What you have to do. Return the data below unchanged, from its first line through the line containing "432, 185, 447]", including both of those lines and nothing more.

* START *

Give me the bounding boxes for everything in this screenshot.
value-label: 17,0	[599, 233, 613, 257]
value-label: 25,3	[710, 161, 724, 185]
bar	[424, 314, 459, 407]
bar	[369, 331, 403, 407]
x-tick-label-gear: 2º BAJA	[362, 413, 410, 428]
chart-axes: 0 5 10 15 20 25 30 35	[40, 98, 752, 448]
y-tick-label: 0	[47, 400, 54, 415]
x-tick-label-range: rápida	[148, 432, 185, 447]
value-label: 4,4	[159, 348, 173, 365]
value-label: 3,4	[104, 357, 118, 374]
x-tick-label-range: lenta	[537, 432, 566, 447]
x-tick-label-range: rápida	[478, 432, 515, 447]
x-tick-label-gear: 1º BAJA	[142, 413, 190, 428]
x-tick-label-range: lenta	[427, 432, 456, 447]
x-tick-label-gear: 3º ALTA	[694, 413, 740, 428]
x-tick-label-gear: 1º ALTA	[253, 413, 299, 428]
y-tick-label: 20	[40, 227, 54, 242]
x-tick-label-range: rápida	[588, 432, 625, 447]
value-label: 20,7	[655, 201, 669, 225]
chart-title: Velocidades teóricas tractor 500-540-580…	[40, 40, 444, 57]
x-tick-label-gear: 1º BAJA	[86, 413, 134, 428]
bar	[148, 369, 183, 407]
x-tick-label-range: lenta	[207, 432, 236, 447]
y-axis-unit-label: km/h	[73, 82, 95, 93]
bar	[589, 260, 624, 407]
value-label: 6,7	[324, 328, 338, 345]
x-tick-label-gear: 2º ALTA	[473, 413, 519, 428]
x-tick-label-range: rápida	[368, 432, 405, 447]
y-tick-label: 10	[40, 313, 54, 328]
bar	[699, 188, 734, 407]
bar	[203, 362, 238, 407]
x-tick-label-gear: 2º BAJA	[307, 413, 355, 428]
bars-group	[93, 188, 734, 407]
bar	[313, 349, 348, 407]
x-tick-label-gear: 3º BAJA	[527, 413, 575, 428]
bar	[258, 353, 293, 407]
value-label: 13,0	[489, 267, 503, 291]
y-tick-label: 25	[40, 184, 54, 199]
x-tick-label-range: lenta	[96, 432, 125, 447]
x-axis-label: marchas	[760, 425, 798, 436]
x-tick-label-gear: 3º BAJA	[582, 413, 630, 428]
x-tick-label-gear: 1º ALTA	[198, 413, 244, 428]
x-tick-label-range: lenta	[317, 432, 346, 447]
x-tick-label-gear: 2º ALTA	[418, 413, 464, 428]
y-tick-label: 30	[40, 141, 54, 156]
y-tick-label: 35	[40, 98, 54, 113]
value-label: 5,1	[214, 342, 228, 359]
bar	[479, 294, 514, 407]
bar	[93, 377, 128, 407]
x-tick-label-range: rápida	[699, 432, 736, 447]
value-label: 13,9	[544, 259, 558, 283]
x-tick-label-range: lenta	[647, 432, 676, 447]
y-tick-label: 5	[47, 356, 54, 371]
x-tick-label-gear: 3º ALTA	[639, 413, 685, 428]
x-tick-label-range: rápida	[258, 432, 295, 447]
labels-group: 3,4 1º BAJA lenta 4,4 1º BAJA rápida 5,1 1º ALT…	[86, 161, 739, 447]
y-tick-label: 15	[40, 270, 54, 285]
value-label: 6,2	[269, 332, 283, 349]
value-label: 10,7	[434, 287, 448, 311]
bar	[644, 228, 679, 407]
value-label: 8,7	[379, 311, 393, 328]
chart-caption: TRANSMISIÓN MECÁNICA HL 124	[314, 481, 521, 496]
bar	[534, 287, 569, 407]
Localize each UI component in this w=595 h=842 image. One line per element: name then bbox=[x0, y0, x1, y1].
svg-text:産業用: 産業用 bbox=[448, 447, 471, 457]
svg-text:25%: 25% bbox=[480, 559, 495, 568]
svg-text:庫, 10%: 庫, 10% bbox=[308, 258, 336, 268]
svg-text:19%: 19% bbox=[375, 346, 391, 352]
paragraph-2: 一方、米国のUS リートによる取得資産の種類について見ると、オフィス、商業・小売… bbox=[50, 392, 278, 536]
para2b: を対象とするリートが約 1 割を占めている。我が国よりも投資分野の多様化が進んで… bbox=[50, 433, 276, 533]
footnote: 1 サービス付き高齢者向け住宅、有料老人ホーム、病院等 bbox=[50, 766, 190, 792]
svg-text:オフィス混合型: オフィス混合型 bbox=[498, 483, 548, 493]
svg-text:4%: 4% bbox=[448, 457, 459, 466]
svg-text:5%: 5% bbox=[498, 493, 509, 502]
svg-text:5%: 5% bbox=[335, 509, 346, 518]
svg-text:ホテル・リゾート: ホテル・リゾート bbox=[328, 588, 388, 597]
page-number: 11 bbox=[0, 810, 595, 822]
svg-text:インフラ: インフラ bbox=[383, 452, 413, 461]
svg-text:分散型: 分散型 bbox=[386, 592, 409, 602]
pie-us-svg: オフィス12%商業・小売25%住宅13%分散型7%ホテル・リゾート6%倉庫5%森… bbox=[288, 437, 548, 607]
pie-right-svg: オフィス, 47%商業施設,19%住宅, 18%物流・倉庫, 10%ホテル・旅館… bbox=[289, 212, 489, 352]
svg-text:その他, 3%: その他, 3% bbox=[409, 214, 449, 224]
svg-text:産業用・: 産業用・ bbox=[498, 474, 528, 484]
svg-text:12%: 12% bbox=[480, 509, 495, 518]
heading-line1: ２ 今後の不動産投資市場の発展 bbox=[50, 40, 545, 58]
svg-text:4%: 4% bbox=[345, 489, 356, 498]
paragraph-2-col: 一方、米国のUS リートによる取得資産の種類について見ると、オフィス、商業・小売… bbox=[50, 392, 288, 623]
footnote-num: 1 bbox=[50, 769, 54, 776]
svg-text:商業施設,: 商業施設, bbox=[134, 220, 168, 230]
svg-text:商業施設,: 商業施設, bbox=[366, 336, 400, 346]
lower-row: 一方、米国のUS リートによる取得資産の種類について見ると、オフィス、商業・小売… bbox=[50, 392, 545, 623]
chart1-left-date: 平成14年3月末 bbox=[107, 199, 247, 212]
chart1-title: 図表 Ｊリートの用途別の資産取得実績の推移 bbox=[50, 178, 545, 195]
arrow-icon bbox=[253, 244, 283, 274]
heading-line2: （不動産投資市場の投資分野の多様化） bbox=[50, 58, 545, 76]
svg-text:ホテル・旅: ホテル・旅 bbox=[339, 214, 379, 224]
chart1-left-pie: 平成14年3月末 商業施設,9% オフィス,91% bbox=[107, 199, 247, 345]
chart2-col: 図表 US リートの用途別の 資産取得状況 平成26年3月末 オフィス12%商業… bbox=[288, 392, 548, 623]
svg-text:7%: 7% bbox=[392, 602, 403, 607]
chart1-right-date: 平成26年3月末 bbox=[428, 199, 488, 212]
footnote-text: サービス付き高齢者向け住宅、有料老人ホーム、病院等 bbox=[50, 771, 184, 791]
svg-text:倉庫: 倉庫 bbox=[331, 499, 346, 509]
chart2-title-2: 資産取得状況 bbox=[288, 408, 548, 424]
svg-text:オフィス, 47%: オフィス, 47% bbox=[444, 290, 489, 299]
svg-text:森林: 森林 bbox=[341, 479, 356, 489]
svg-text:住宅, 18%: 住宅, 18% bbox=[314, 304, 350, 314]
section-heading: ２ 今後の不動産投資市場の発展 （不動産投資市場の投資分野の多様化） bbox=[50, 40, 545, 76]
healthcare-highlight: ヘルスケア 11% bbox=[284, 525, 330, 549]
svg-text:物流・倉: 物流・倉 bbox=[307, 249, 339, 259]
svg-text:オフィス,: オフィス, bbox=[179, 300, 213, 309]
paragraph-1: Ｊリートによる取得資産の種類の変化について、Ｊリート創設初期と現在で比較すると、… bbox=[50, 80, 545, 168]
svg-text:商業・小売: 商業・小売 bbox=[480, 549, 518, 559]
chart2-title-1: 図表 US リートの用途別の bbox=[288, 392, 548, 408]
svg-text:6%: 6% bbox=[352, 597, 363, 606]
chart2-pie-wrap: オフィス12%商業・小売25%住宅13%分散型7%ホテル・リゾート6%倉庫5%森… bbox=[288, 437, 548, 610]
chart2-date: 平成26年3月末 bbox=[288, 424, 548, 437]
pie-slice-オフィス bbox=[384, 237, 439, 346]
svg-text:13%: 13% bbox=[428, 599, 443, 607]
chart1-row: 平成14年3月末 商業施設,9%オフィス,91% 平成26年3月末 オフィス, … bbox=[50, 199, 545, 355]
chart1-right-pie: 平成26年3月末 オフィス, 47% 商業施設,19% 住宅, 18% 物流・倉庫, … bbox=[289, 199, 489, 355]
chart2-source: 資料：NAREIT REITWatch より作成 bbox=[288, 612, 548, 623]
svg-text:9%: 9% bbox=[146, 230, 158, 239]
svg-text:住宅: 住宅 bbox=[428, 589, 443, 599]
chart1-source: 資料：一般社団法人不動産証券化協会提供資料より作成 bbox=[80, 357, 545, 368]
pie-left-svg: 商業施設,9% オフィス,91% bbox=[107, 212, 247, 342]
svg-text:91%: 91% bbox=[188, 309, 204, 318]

* END *

Written solution.
Give me the bounding boxes for everything in this screenshot.
value-label: 17,0	[599, 233, 613, 257]
value-label: 25,3	[710, 161, 724, 185]
bar	[424, 314, 459, 407]
bar	[369, 331, 403, 407]
x-tick-label-gear: 2º BAJA	[362, 413, 410, 428]
chart-axes: 0 5 10 15 20 25 30 35	[40, 98, 752, 448]
y-tick-label: 0	[47, 400, 54, 415]
x-tick-label-range: rápida	[148, 432, 185, 447]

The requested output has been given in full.